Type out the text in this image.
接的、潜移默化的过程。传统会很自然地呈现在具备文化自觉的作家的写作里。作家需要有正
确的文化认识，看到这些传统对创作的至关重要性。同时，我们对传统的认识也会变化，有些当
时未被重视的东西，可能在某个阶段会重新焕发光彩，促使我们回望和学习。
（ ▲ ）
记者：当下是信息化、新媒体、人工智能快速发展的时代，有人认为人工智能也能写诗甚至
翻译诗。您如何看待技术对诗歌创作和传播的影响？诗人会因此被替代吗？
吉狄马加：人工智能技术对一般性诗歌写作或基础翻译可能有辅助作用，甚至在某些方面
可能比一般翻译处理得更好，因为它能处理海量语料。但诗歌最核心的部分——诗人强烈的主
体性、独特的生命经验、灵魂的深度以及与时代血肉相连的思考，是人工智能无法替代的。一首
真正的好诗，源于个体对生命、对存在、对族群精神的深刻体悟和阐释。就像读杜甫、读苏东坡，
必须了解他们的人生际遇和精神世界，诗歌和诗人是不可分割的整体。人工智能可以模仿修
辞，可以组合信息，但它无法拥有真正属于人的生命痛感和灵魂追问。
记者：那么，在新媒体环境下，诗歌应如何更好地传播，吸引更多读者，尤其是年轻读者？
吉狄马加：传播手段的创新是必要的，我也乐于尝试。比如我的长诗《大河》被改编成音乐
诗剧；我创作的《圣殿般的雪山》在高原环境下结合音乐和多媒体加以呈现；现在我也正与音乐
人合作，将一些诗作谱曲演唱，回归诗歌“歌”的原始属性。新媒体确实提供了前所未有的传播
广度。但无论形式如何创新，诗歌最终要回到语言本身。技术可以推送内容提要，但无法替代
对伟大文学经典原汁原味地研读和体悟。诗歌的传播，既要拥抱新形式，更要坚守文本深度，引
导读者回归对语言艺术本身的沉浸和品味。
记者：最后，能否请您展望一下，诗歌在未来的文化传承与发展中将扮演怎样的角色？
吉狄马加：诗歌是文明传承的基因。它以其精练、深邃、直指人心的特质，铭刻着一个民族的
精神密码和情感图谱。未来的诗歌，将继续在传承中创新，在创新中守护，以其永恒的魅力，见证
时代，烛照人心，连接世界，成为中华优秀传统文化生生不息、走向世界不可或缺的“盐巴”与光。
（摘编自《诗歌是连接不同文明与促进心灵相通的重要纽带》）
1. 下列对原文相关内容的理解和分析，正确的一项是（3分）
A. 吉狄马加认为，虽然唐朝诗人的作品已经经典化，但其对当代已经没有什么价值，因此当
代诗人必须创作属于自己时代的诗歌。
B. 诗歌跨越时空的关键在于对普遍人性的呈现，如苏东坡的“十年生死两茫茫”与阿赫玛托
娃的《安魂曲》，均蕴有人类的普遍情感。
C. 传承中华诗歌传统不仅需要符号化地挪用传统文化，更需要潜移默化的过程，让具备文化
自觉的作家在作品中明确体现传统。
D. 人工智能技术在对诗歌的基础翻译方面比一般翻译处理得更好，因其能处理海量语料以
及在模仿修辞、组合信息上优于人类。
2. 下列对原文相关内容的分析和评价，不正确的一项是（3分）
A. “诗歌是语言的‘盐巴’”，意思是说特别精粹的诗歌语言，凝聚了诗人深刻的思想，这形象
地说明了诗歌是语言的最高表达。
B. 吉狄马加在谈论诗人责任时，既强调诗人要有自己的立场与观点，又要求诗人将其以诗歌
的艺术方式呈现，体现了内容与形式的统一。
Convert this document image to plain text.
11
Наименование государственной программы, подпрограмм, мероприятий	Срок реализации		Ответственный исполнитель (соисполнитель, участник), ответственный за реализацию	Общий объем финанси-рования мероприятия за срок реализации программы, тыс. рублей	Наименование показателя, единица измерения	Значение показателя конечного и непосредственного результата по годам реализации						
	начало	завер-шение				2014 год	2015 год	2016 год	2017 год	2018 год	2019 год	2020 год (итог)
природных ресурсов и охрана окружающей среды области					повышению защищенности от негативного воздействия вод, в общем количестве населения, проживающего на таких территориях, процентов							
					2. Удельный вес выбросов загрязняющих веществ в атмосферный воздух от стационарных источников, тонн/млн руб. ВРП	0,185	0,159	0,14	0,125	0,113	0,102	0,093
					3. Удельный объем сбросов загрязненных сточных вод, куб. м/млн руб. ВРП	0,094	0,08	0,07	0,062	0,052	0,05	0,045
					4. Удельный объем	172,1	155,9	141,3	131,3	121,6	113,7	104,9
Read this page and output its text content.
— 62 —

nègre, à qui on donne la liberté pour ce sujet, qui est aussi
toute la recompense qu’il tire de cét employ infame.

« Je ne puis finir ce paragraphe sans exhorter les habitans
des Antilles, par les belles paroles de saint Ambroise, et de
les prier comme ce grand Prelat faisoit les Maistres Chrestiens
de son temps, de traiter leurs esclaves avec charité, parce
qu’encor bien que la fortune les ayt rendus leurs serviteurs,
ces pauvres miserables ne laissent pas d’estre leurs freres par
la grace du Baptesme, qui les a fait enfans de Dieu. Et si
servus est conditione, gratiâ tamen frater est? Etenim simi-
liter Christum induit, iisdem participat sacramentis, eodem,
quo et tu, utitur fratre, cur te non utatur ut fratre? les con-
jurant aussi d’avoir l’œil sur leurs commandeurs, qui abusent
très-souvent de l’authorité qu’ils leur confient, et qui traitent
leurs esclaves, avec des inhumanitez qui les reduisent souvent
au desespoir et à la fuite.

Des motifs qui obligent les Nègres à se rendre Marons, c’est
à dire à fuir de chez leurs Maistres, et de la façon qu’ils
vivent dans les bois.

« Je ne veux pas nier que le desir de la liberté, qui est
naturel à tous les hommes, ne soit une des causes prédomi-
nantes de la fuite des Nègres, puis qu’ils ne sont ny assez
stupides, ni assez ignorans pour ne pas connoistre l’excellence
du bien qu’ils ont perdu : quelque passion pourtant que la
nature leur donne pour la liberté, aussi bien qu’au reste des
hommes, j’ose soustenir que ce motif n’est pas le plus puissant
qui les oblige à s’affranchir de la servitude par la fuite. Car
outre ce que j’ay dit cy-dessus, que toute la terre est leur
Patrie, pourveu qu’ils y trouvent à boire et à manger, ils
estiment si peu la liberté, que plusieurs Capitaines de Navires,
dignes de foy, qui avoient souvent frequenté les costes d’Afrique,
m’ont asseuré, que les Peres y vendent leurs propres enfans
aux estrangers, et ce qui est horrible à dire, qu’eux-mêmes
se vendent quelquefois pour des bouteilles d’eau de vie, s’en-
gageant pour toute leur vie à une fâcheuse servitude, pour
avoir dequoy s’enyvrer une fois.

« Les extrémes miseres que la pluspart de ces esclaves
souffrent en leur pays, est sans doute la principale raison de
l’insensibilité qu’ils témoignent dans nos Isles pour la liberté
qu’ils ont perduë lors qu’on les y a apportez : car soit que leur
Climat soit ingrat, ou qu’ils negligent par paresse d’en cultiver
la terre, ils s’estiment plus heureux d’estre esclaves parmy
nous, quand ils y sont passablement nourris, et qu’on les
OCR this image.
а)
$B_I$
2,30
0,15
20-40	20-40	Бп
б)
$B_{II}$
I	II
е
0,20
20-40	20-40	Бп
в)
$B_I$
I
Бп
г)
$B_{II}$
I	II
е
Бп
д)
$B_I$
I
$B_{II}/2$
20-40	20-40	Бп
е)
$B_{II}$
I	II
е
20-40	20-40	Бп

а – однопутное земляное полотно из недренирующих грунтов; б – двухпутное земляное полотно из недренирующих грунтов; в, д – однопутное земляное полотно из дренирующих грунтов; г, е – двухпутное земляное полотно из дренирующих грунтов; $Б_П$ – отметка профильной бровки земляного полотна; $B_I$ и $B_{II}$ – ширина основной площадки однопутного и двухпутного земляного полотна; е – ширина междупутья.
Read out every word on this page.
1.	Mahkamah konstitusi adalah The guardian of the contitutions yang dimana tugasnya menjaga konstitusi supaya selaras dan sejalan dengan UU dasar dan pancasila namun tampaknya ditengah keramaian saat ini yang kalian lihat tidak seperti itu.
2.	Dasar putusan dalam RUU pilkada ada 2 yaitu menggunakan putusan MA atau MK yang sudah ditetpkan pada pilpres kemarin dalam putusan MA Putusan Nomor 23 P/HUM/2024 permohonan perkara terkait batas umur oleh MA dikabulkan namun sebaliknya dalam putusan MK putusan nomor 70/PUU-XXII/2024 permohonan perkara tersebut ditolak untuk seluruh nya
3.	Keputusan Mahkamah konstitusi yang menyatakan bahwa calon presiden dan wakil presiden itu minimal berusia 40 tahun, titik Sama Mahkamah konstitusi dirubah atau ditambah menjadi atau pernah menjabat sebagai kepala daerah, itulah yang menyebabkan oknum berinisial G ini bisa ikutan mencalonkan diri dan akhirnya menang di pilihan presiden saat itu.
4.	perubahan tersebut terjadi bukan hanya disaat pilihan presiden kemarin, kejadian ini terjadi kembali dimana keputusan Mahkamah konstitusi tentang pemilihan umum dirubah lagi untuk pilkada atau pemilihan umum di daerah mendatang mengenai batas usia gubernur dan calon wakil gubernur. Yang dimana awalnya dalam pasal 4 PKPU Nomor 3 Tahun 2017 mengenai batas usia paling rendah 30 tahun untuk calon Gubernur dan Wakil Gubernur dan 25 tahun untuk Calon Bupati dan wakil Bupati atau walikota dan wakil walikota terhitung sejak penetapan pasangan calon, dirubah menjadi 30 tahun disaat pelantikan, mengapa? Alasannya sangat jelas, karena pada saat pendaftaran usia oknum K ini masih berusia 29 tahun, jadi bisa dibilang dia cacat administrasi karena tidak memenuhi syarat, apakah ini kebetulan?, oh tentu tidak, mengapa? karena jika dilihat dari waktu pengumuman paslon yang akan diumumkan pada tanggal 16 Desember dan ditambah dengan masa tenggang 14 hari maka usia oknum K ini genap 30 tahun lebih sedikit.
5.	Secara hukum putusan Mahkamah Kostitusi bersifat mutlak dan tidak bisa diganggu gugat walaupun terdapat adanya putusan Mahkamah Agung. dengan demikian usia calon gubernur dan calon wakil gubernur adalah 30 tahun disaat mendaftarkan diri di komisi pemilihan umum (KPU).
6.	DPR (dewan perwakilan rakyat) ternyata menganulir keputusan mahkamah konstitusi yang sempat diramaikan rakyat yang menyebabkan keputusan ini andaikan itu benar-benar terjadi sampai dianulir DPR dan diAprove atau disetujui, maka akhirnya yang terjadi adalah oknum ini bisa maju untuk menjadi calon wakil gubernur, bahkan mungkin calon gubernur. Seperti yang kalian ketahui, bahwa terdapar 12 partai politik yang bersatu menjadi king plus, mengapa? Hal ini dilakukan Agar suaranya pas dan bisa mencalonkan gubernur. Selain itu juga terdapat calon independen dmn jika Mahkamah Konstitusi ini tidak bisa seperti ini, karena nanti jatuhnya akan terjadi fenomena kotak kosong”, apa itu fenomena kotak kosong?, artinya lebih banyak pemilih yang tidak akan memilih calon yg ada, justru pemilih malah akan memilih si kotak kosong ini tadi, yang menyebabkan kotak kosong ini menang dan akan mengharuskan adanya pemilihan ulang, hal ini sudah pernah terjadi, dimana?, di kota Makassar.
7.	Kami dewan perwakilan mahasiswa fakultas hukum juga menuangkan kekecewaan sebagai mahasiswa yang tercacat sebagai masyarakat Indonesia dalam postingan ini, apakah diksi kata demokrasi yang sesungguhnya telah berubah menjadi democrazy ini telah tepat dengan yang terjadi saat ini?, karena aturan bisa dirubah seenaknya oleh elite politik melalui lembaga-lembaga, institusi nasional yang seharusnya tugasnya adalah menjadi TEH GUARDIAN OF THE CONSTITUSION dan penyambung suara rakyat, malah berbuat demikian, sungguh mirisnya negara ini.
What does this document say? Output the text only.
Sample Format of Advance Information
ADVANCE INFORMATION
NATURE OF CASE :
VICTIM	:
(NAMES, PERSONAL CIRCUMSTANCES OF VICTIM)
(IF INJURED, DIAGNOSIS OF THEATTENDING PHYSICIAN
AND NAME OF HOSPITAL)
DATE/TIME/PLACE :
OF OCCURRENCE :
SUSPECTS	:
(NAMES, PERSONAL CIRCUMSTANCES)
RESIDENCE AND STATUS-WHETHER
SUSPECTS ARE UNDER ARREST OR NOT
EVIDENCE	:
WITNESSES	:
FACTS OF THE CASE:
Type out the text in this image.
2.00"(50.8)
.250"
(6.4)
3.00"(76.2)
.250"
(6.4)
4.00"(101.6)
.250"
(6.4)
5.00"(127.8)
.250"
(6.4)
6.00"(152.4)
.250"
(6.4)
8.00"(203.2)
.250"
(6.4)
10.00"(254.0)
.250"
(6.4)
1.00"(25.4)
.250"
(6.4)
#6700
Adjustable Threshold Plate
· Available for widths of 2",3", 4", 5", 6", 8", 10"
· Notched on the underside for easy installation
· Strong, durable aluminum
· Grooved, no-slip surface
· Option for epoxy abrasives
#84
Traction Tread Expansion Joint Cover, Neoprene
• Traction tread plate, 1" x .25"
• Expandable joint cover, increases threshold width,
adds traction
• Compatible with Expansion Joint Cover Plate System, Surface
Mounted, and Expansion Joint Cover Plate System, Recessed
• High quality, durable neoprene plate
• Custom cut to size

▸ **What the task asks**: Which lines hold the string "leurs"? List them all.

▸ **Expected answer**:
de son temps, de traiter leurs esclaves avec charité, parce
qu’encor bien que la fortune les ayt rendus leurs serviteurs,
ces pauvres miserables ne laissent pas d’estre leurs freres par
jurant aussi d’avoir l’œil sur leurs commandeurs, qui abusent
leurs esclaves, avec des inhumanitez qui les reduisent souvent
à dire à fuir de chez leurs Maistres, et de la façon qu’ils
m’ont asseuré, que les Peres y vendent leurs propres enfans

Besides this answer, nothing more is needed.